**Input records**
"""

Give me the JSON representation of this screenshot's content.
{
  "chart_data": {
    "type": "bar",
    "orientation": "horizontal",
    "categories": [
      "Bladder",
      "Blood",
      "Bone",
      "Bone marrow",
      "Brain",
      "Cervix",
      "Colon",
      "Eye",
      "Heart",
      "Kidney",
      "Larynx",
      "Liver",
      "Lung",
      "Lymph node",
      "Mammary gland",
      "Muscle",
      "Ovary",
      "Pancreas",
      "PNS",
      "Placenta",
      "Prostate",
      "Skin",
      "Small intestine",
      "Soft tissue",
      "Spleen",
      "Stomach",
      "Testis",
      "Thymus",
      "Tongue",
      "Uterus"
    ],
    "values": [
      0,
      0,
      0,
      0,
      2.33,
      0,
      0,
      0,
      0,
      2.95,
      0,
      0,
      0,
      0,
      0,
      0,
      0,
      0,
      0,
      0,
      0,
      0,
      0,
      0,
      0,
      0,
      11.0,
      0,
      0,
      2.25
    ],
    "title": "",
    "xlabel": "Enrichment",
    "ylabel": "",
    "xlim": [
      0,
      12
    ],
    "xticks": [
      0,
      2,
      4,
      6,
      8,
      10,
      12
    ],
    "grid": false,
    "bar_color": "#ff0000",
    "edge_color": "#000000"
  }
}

"""

**Objective**
Send back all of the entries exactly, with nothing missing.

**Finished answer**
Give me the JSON representation of this screenshot's content.
{
  "chart_data": {
    "type": "bar",
    "orientation": "horizontal",
    "categories": [
      "Bladder",
      "Blood",
      "Bone",
      "Bone marrow",
      "Brain",
      "Cervix",
      "Colon",
      "Eye",
      "Heart",
      "Kidney",
      "Larynx",
      "Liver",
      "Lung",
      "Lymph node",
      "Mammary gland",
      "Muscle",
      "Ovary",
      "Pancreas",
      "PNS",
      "Placenta",
      "Prostate",
      "Skin",
      "Small intestine",
      "Soft tissue",
      "Spleen",
      "Stomach",
      "Testis",
      "Thymus",
      "Tongue",
      "Uterus"
    ],
    "values": [
      0,
      0,
      0,
      0,
      2.33,
      0,
      0,
      0,
      0,
      2.95,
      0,
      0,
      0,
      0,
      0,
      0,
      0,
      0,
      0,
      0,
      0,
      0,
      0,
      0,
      0,
      0,
      11.0,
      0,
      0,
      2.25
    ],
    "title": "",
    "xlabel": "Enrichment",
    "ylabel": "",
    "xlim": [
      0,
      12
    ],
    "xticks": [
      0,
      2,
      4,
      6,
      8,
      10,
      12
    ],
    "grid": false,
    "bar_color": "#ff0000",
    "edge_color": "#000000"
  }
}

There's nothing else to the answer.